| TASK DIRECTIONS |
Select every line holding the word "arrow" and copy it.
*** GIVEN DATA ***
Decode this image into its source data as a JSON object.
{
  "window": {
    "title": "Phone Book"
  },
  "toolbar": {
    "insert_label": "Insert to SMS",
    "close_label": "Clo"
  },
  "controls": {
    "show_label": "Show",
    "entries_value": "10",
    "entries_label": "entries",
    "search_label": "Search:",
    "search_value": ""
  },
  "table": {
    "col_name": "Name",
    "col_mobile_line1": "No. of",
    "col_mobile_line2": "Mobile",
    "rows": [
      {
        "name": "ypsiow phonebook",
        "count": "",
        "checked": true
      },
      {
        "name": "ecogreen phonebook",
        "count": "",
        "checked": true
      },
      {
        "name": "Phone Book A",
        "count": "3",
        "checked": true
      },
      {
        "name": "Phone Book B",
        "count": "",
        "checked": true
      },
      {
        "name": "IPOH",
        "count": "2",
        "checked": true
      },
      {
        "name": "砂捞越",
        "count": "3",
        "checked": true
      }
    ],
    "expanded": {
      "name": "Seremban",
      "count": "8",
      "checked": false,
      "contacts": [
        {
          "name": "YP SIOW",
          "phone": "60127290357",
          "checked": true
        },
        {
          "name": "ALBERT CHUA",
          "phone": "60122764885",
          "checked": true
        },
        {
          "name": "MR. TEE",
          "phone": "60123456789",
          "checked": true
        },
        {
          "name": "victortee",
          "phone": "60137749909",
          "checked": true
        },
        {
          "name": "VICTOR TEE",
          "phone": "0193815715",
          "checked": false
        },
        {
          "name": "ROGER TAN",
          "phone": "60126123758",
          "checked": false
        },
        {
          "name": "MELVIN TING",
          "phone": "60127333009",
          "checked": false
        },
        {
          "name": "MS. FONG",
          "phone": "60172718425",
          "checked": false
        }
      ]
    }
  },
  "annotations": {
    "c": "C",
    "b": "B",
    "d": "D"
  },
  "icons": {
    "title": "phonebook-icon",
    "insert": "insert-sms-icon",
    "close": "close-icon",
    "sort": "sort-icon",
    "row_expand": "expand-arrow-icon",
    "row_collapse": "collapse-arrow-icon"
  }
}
***
| RESULT BELOW |
    "row_expand": "expand-arrow-icon",
    "row_collapse": "collapse-arrow-icon"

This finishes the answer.